▸ AIM OF THE TASK
Write out every line of the material as it stands, apart from the pictures.

::::::

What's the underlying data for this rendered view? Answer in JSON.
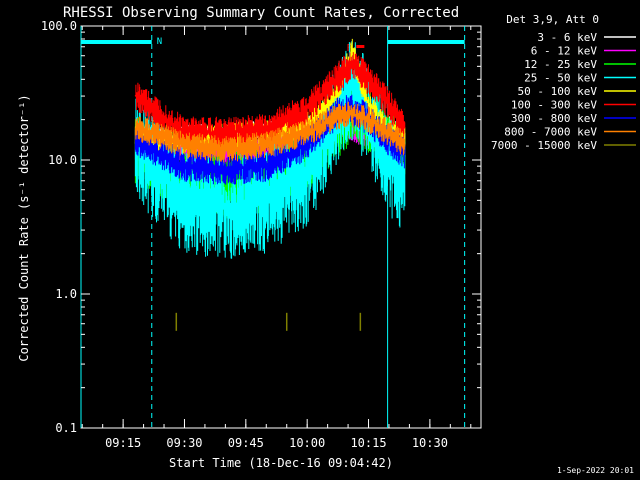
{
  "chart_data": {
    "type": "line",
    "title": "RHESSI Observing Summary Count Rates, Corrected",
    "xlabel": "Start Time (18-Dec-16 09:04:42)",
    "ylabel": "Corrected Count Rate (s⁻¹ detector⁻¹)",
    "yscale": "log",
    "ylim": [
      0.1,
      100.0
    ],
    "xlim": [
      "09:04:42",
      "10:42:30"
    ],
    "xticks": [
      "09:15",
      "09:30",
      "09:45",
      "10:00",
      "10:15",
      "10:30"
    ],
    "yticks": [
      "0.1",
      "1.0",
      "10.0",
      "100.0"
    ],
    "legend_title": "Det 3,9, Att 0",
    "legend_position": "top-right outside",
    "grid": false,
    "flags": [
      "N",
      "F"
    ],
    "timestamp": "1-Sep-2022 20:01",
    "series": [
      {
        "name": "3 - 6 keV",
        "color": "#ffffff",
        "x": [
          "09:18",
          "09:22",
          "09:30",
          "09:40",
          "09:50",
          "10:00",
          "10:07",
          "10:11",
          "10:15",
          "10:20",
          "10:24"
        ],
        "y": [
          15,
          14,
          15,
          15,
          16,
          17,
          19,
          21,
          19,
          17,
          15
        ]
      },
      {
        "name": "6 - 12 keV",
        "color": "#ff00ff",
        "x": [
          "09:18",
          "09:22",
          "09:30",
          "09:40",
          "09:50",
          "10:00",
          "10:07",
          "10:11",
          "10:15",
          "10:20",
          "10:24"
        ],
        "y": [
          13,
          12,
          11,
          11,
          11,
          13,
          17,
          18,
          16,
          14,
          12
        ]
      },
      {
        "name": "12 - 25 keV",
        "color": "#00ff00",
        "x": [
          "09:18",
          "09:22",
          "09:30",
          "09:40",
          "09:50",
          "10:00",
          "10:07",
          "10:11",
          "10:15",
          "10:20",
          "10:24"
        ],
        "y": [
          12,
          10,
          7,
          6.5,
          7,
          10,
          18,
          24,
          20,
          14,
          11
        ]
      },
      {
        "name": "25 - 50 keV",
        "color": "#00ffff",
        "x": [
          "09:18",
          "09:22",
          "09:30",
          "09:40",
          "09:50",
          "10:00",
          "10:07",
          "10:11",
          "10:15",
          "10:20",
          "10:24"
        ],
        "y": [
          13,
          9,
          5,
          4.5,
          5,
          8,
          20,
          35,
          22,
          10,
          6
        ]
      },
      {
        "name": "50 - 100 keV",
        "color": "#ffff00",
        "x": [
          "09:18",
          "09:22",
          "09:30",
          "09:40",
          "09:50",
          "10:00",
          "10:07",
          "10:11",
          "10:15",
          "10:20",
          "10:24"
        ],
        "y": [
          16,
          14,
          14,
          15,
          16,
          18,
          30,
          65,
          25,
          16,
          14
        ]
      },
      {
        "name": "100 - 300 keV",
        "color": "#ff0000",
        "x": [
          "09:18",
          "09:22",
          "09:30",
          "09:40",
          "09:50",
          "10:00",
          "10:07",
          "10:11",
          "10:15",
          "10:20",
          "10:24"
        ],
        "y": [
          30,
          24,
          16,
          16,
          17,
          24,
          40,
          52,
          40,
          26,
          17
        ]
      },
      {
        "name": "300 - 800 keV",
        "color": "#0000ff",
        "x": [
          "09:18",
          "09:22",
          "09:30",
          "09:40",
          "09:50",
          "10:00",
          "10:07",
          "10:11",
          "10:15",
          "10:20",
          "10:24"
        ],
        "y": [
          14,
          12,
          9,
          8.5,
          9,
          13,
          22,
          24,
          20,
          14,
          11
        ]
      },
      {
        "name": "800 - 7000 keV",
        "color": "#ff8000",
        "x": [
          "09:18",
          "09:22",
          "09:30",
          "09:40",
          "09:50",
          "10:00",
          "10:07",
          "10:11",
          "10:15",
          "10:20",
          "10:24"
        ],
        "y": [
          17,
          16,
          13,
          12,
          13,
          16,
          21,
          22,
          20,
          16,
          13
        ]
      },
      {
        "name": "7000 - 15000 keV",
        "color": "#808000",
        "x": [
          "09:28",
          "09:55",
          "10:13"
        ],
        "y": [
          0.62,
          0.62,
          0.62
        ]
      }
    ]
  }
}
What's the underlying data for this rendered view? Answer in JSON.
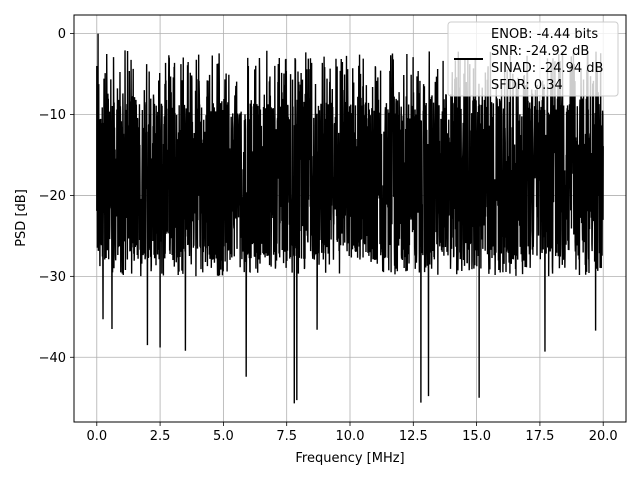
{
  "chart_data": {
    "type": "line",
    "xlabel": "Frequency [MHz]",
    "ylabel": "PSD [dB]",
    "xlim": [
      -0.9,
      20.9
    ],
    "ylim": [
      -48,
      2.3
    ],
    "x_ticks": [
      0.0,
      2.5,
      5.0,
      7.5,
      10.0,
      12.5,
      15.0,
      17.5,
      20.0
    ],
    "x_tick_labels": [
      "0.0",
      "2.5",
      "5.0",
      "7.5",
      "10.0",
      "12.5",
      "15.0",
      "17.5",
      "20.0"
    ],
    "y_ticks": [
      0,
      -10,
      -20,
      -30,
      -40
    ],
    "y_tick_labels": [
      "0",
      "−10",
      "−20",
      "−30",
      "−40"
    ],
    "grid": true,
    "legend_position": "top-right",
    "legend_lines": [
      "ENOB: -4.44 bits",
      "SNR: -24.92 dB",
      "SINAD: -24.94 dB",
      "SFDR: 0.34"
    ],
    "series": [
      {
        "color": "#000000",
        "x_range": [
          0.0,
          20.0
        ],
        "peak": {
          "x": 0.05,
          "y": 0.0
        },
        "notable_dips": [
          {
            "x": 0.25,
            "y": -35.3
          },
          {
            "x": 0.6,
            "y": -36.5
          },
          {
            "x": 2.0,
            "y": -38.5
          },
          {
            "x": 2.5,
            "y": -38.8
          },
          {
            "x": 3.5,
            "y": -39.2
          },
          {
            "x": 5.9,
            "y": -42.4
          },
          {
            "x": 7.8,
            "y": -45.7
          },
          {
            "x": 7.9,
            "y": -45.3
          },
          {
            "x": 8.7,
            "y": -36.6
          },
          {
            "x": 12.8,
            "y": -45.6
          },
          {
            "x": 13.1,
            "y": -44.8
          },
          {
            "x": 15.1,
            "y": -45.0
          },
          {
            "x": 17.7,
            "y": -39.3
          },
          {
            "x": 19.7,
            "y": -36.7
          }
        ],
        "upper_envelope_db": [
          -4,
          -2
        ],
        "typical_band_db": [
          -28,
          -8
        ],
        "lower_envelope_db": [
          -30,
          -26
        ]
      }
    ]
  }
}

::::::

▸ EXERCISE ANSWER
What's the underlying data for this rendered view? Answer in JSON.
{
  "chart_data": {
    "type": "line",
    "title": "RHESSI Observing Summary Count Rates, Corrected",
    "xlabel": "Start Time (18-Dec-16 09:04:42)",
    "ylabel": "Corrected Count Rate (s⁻¹ detector⁻¹)",
    "yscale": "log",
    "ylim": [
      0.1,
      100.0
    ],
    "xlim": [
      "09:04:42",
      "10:42:30"
    ],
    "xticks": [
      "09:15",
      "09:30",
      "09:45",
      "10:00",
      "10:15",
      "10:30"
    ],
    "yticks": [
      "0.1",
      "1.0",
      "10.0",
      "100.0"
    ],
    "legend_title": "Det 3,9, Att 0",
    "legend_position": "top-right outside",
    "grid": false,
    "flags": [
      "N",
      "F"
    ],
    "timestamp": "1-Sep-2022 20:01",
    "series": [
      {
        "name": "3 - 6 keV",
        "color": "#ffffff",
        "x": [
          "09:18",
          "09:22",
          "09:30",
          "09:40",
          "09:50",
          "10:00",
          "10:07",
          "10:11",
          "10:15",
          "10:20",
          "10:24"
        ],
        "y": [
          15,
          14,
          15,
          15,
          16,
          17,
          19,
          21,
          19,
          17,
          15
        ]
      },
      {
        "name": "6 - 12 keV",
        "color": "#ff00ff",
        "x": [
          "09:18",
          "09:22",
          "09:30",
          "09:40",
          "09:50",
          "10:00",
          "10:07",
          "10:11",
          "10:15",
          "10:20",
          "10:24"
        ],
        "y": [
          13,
          12,
          11,
          11,
          11,
          13,
          17,
          18,
          16,
          14,
          12
        ]
      },
      {
        "name": "12 - 25 keV",
        "color": "#00ff00",
        "x": [
          "09:18",
          "09:22",
          "09:30",
          "09:40",
          "09:50",
          "10:00",
          "10:07",
          "10:11",
          "10:15",
          "10:20",
          "10:24"
        ],
        "y": [
          12,
          10,
          7,
          6.5,
          7,
          10,
          18,
          24,
          20,
          14,
          11
        ]
      },
      {
        "name": "25 - 50 keV",
        "color": "#00ffff",
        "x": [
          "09:18",
          "09:22",
          "09:30",
          "09:40",
          "09:50",
          "10:00",
          "10:07",
          "10:11",
          "10:15",
          "10:20",
          "10:24"
        ],
        "y": [
          13,
          9,
          5,
          4.5,
          5,
          8,
          20,
          35,
          22,
          10,
          6
        ]
      },
      {
        "name": "50 - 100 keV",
        "color": "#ffff00",
        "x": [
          "09:18",
          "09:22",
          "09:30",
          "09:40",
          "09:50",
          "10:00",
          "10:07",
          "10:11",
          "10:15",
          "10:20",
          "10:24"
        ],
        "y": [
          16,
          14,
          14,
          15,
          16,
          18,
          30,
          65,
          25,
          16,
          14
        ]
      },
      {
        "name": "100 - 300 keV",
        "color": "#ff0000",
        "x": [
          "09:18",
          "09:22",
          "09:30",
          "09:40",
          "09:50",
          "10:00",
          "10:07",
          "10:11",
          "10:15",
          "10:20",
          "10:24"
        ],
        "y": [
          30,
          24,
          16,
          16,
          17,
          24,
          40,
          52,
          40,
          26,
          17
        ]
      },
      {
        "name": "300 - 800 keV",
        "color": "#0000ff",
        "x": [
          "09:18",
          "09:22",
          "09:30",
          "09:40",
          "09:50",
          "10:00",
          "10:07",
          "10:11",
          "10:15",
          "10:20",
          "10:24"
        ],
        "y": [
          14,
          12,
          9,
          8.5,
          9,
          13,
          22,
          24,
          20,
          14,
          11
        ]
      },
      {
        "name": "800 - 7000 keV",
        "color": "#ff8000",
        "x": [
          "09:18",
          "09:22",
          "09:30",
          "09:40",
          "09:50",
          "10:00",
          "10:07",
          "10:11",
          "10:15",
          "10:20",
          "10:24"
        ],
        "y": [
          17,
          16,
          13,
          12,
          13,
          16,
          21,
          22,
          20,
          16,
          13
        ]
      },
      {
        "name": "7000 - 15000 keV",
        "color": "#808000",
        "x": [
          "09:28",
          "09:55",
          "10:13"
        ],
        "y": [
          0.62,
          0.62,
          0.62
        ]
      }
    ]
  }
}
What's the underlying data for this rendered view? Answer in JSON.
{
  "chart_data": {
    "type": "line",
    "xlabel": "Frequency [MHz]",
    "ylabel": "PSD [dB]",
    "xlim": [
      -0.9,
      20.9
    ],
    "ylim": [
      -48,
      2.3
    ],
    "x_ticks": [
      0.0,
      2.5,
      5.0,
      7.5,
      10.0,
      12.5,
      15.0,
      17.5,
      20.0
    ],
    "x_tick_labels": [
      "0.0",
      "2.5",
      "5.0",
      "7.5",
      "10.0",
      "12.5",
      "15.0",
      "17.5",
      "20.0"
    ],
    "y_ticks": [
      0,
      -10,
      -20,
      -30,
      -40
    ],
    "y_tick_labels": [
      "0",
      "−10",
      "−20",
      "−30",
      "−40"
    ],
    "grid": true,
    "legend_position": "top-right",
    "legend_lines": [
      "ENOB: -4.44 bits",
      "SNR: -24.92 dB",
      "SINAD: -24.94 dB",
      "SFDR: 0.34"
    ],
    "series": [
      {
        "color": "#000000",
        "x_range": [
          0.0,
          20.0
        ],
        "peak": {
          "x": 0.05,
          "y": 0.0
        },
        "notable_dips": [
          {
            "x": 0.25,
            "y": -35.3
          },
          {
            "x": 0.6,
            "y": -36.5
          },
          {
            "x": 2.0,
            "y": -38.5
          },
          {
            "x": 2.5,
            "y": -38.8
          },
          {
            "x": 3.5,
            "y": -39.2
          },
          {
            "x": 5.9,
            "y": -42.4
          },
          {
            "x": 7.8,
            "y": -45.7
          },
          {
            "x": 7.9,
            "y": -45.3
          },
          {
            "x": 8.7,
            "y": -36.6
          },
          {
            "x": 12.8,
            "y": -45.6
          },
          {
            "x": 13.1,
            "y": -44.8
          },
          {
            "x": 15.1,
            "y": -45.0
          },
          {
            "x": 17.7,
            "y": -39.3
          },
          {
            "x": 19.7,
            "y": -36.7
          }
        ],
        "upper_envelope_db": [
          -4,
          -2
        ],
        "typical_band_db": [
          -28,
          -8
        ],
        "lower_envelope_db": [
          -30,
          -26
        ]
      }
    ]
  }
}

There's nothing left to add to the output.